(Stored records)
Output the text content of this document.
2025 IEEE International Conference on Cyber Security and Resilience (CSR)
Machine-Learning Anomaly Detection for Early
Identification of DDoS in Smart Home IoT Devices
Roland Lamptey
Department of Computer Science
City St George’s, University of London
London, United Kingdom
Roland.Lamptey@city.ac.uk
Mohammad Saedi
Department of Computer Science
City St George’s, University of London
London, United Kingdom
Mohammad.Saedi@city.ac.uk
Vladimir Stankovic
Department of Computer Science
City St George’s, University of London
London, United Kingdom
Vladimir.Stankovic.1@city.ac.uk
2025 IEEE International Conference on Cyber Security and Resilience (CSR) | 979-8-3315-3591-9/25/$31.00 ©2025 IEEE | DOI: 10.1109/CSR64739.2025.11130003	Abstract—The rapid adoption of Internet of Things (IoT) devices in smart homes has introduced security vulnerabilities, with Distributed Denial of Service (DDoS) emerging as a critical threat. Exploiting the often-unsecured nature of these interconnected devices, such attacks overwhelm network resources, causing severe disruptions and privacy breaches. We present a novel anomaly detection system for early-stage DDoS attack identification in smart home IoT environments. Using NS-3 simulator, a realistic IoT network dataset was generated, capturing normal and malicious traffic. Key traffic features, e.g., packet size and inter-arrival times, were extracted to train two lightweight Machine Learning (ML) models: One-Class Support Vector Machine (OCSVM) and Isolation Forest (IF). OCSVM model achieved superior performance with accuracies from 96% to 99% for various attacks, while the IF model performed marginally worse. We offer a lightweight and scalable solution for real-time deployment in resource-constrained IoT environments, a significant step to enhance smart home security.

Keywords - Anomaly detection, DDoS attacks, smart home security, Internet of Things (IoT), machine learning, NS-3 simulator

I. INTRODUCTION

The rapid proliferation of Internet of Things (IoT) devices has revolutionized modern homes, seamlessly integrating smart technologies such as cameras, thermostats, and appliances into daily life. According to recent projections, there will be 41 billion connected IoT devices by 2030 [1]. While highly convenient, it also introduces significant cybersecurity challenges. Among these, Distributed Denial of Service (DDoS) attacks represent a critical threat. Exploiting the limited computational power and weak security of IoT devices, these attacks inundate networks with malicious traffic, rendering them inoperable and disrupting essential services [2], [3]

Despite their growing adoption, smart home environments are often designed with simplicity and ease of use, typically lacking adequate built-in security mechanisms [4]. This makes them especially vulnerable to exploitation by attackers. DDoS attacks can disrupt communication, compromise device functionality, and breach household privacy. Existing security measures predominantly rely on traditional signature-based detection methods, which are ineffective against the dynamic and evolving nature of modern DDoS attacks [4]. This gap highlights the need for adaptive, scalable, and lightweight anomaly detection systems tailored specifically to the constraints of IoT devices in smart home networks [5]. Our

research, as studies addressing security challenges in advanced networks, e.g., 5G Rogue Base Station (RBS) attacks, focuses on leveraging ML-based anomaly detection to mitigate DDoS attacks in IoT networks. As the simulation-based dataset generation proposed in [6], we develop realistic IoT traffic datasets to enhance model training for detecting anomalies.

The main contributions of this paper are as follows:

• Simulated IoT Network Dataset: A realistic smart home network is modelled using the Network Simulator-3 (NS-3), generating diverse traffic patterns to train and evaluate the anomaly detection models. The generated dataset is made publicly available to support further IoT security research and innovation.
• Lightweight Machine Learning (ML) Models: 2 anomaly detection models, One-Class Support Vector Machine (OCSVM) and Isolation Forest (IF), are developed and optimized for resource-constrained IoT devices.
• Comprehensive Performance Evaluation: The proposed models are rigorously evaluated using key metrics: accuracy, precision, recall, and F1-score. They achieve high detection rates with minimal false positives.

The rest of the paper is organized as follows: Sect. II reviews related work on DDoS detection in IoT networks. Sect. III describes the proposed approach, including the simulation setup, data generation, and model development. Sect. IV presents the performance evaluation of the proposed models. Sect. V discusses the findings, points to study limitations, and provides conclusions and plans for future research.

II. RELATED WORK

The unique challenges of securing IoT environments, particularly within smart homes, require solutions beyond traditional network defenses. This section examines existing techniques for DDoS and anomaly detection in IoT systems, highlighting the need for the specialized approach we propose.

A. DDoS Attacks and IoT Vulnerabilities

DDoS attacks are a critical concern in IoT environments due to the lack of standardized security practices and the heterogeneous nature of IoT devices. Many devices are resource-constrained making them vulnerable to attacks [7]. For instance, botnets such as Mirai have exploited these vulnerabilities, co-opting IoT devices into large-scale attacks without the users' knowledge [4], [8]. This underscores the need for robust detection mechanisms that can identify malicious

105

=== Problem description ===
Repeat every line of the records above exactly.

=== Result ===
Output the text content of this document.
2025 IEEE International Conference on Cyber Security and Resilience (CSR)
Machine-Learning Anomaly Detection for Early
Identification of DDoS in Smart Home IoT Devices
Roland Lamptey
Department of Computer Science
City St George’s, University of London
London, United Kingdom
Roland.Lamptey@city.ac.uk
Mohammad Saedi
Department of Computer Science
City St George’s, University of London
London, United Kingdom
Mohammad.Saedi@city.ac.uk
Vladimir Stankovic
Department of Computer Science
City St George’s, University of London
London, United Kingdom
Vladimir.Stankovic.1@city.ac.uk
2025 IEEE International Conference on Cyber Security and Resilience (CSR) | 979-8-3315-3591-9/25/$31.00 ©2025 IEEE | DOI: 10.1109/CSR64739.2025.11130003	Abstract—The rapid adoption of Internet of Things (IoT) devices in smart homes has introduced security vulnerabilities, with Distributed Denial of Service (DDoS) emerging as a critical threat. Exploiting the often-unsecured nature of these interconnected devices, such attacks overwhelm network resources, causing severe disruptions and privacy breaches. We present a novel anomaly detection system for early-stage DDoS attack identification in smart home IoT environments. Using NS-3 simulator, a realistic IoT network dataset was generated, capturing normal and malicious traffic. Key traffic features, e.g., packet size and inter-arrival times, were extracted to train two lightweight Machine Learning (ML) models: One-Class Support Vector Machine (OCSVM) and Isolation Forest (IF). OCSVM model achieved superior performance with accuracies from 96% to 99% for various attacks, while the IF model performed marginally worse. We offer a lightweight and scalable solution for real-time deployment in resource-constrained IoT environments, a significant step to enhance smart home security.

Keywords - Anomaly detection, DDoS attacks, smart home security, Internet of Things (IoT), machine learning, NS-3 simulator

I. INTRODUCTION

The rapid proliferation of Internet of Things (IoT) devices has revolutionized modern homes, seamlessly integrating smart technologies such as cameras, thermostats, and appliances into daily life. According to recent projections, there will be 41 billion connected IoT devices by 2030 [1]. While highly convenient, it also introduces significant cybersecurity challenges. Among these, Distributed Denial of Service (DDoS) attacks represent a critical threat. Exploiting the limited computational power and weak security of IoT devices, these attacks inundate networks with malicious traffic, rendering them inoperable and disrupting essential services [2], [3]

Despite their growing adoption, smart home environments are often designed with simplicity and ease of use, typically lacking adequate built-in security mechanisms [4]. This makes them especially vulnerable to exploitation by attackers. DDoS attacks can disrupt communication, compromise device functionality, and breach household privacy. Existing security measures predominantly rely on traditional signature-based detection methods, which are ineffective against the dynamic and evolving nature of modern DDoS attacks [4]. This gap highlights the need for adaptive, scalable, and lightweight anomaly detection systems tailored specifically to the constraints of IoT devices in smart home networks [5]. Our

research, as studies addressing security challenges in advanced networks, e.g., 5G Rogue Base Station (RBS) attacks, focuses on leveraging ML-based anomaly detection to mitigate DDoS attacks in IoT networks. As the simulation-based dataset generation proposed in [6], we develop realistic IoT traffic datasets to enhance model training for detecting anomalies.

The main contributions of this paper are as follows:

• Simulated IoT Network Dataset: A realistic smart home network is modelled using the Network Simulator-3 (NS-3), generating diverse traffic patterns to train and evaluate the anomaly detection models. The generated dataset is made publicly available to support further IoT security research and innovation.
• Lightweight Machine Learning (ML) Models: 2 anomaly detection models, One-Class Support Vector Machine (OCSVM) and Isolation Forest (IF), are developed and optimized for resource-constrained IoT devices.
• Comprehensive Performance Evaluation: The proposed models are rigorously evaluated using key metrics: accuracy, precision, recall, and F1-score. They achieve high detection rates with minimal false positives.

The rest of the paper is organized as follows: Sect. II reviews related work on DDoS detection in IoT networks. Sect. III describes the proposed approach, including the simulation setup, data generation, and model development. Sect. IV presents the performance evaluation of the proposed models. Sect. V discusses the findings, points to study limitations, and provides conclusions and plans for future research.

II. RELATED WORK

The unique challenges of securing IoT environments, particularly within smart homes, require solutions beyond traditional network defenses. This section examines existing techniques for DDoS and anomaly detection in IoT systems, highlighting the need for the specialized approach we propose.

A. DDoS Attacks and IoT Vulnerabilities

DDoS attacks are a critical concern in IoT environments due to the lack of standardized security practices and the heterogeneous nature of IoT devices. Many devices are resource-constrained making them vulnerable to attacks [7]. For instance, botnets such as Mirai have exploited these vulnerabilities, co-opting IoT devices into large-scale attacks without the users' knowledge [4], [8]. This underscores the need for robust detection mechanisms that can identify malicious

105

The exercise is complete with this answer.